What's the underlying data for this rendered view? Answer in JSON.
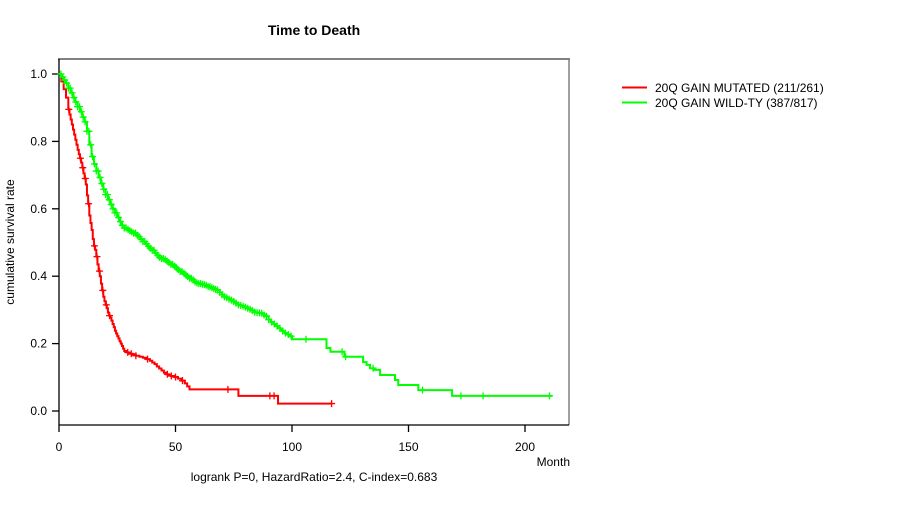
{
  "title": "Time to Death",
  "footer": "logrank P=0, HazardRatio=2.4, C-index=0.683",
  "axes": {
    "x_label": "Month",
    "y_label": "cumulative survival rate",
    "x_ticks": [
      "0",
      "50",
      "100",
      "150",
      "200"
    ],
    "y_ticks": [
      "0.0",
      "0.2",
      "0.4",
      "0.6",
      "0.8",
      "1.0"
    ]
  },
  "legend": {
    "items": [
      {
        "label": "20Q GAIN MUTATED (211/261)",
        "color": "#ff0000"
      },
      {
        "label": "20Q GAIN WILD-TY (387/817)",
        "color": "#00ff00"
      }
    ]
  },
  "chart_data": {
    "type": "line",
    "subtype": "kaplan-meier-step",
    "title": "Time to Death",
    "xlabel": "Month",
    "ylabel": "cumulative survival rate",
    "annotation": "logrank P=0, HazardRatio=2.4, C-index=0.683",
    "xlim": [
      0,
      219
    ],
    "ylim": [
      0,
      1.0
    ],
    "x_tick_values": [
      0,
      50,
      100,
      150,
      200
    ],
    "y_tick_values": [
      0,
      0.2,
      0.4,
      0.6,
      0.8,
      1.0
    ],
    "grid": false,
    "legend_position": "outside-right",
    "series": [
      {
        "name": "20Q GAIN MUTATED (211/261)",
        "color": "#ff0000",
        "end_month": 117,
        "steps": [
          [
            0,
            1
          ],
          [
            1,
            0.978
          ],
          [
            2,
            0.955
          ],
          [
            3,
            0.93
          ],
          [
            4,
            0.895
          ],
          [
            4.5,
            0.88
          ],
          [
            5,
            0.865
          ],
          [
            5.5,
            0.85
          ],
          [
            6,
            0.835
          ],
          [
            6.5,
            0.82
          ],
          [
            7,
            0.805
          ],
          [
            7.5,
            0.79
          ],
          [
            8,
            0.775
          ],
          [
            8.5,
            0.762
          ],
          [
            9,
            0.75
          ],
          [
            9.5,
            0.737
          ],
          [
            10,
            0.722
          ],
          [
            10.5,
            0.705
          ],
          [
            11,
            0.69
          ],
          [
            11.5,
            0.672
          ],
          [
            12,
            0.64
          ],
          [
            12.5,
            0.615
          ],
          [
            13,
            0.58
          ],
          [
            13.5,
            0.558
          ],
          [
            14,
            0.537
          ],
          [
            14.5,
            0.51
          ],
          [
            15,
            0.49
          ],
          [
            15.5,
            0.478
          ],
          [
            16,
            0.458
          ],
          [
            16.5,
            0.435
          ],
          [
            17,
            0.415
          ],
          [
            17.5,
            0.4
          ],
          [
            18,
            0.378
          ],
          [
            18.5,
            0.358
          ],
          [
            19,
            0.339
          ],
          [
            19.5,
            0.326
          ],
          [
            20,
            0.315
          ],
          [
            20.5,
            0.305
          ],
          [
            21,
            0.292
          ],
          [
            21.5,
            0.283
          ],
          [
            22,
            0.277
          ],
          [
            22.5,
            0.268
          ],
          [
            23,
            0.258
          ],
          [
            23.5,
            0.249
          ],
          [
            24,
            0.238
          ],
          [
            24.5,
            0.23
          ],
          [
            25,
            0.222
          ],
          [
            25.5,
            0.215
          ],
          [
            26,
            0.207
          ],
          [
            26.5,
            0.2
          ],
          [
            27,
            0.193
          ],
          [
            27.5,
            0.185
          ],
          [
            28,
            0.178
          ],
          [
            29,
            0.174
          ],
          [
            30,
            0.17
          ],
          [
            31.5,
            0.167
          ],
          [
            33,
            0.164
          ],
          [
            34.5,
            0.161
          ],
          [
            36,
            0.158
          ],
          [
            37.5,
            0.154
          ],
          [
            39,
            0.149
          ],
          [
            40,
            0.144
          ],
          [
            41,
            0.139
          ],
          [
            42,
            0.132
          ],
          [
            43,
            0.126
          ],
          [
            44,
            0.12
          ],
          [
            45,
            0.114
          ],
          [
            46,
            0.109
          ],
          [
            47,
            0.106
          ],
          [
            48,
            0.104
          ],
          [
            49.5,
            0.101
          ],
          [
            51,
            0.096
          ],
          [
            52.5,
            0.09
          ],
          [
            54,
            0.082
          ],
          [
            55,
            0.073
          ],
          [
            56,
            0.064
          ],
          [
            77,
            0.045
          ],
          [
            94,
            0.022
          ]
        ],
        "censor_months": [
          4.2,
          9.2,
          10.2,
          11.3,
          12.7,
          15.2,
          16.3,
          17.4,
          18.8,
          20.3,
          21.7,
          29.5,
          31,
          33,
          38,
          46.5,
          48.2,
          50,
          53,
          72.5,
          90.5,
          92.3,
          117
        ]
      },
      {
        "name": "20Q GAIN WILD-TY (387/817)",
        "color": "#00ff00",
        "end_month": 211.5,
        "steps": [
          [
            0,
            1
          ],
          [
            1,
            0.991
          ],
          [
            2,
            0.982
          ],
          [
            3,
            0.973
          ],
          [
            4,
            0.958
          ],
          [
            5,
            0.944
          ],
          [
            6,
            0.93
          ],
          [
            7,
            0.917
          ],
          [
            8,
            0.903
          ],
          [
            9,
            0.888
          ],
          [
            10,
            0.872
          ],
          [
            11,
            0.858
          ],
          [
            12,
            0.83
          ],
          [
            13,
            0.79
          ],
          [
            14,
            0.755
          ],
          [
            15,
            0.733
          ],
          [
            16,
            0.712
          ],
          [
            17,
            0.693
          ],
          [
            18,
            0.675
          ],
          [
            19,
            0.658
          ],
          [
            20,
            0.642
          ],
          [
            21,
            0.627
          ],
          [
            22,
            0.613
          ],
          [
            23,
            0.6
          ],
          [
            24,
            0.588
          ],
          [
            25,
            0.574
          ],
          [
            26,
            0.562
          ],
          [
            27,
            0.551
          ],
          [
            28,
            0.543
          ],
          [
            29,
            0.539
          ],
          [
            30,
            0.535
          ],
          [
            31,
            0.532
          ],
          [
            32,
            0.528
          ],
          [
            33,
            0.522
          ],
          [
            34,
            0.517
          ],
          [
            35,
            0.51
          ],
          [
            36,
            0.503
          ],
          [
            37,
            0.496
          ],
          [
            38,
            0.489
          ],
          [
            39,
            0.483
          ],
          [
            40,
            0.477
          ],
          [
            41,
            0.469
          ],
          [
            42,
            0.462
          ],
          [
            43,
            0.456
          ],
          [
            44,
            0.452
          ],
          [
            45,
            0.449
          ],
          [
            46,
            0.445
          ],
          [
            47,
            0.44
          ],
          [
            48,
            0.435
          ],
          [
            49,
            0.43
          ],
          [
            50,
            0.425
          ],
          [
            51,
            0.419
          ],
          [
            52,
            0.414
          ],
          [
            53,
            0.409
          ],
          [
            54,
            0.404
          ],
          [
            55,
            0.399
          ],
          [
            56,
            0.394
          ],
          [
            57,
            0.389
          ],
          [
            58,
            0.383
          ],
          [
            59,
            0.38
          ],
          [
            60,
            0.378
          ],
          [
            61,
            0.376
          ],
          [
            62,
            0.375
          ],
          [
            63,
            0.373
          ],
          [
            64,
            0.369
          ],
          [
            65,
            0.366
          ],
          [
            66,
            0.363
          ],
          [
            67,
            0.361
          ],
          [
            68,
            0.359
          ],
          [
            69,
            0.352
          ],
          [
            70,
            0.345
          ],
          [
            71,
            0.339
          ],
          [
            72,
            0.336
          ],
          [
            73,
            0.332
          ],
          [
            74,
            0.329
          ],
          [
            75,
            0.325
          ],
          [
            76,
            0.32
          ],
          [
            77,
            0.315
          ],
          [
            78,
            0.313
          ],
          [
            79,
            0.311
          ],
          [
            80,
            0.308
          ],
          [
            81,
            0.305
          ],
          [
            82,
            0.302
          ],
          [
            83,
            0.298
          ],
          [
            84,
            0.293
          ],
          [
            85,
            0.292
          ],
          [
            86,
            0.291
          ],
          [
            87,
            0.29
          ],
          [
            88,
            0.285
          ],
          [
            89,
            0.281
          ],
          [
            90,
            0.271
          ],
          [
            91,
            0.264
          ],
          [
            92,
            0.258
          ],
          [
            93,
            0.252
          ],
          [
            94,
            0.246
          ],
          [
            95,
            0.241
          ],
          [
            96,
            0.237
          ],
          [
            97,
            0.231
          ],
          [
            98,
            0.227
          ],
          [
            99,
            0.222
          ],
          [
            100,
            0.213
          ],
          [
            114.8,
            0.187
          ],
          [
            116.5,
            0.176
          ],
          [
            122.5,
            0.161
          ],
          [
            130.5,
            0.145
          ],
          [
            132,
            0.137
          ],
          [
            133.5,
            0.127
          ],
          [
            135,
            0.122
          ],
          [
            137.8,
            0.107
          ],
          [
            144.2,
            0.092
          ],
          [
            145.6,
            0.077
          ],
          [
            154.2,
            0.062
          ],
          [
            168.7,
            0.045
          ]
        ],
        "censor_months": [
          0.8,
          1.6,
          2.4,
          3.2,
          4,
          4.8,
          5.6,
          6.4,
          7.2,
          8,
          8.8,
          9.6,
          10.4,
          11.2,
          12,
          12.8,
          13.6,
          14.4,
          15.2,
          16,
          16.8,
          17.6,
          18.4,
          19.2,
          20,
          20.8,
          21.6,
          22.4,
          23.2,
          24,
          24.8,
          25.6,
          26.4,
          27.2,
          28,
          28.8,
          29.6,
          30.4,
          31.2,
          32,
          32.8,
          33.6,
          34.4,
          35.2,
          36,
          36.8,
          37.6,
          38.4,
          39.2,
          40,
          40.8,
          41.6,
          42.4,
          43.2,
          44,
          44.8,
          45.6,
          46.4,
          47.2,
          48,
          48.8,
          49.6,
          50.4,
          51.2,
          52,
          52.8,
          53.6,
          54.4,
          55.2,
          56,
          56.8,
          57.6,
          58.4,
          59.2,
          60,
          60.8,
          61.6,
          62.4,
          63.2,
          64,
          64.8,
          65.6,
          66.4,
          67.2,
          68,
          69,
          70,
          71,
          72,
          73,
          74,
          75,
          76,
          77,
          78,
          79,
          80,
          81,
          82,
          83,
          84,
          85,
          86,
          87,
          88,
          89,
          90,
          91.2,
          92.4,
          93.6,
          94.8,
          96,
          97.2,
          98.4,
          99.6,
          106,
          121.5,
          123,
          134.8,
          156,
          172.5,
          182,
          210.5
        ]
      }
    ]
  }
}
------------------------------------
Where a line in the entries holds the word "rate", copy that line.

Output below:
    "y_label": "cumulative survival rate",
    "ylabel": "cumulative survival rate",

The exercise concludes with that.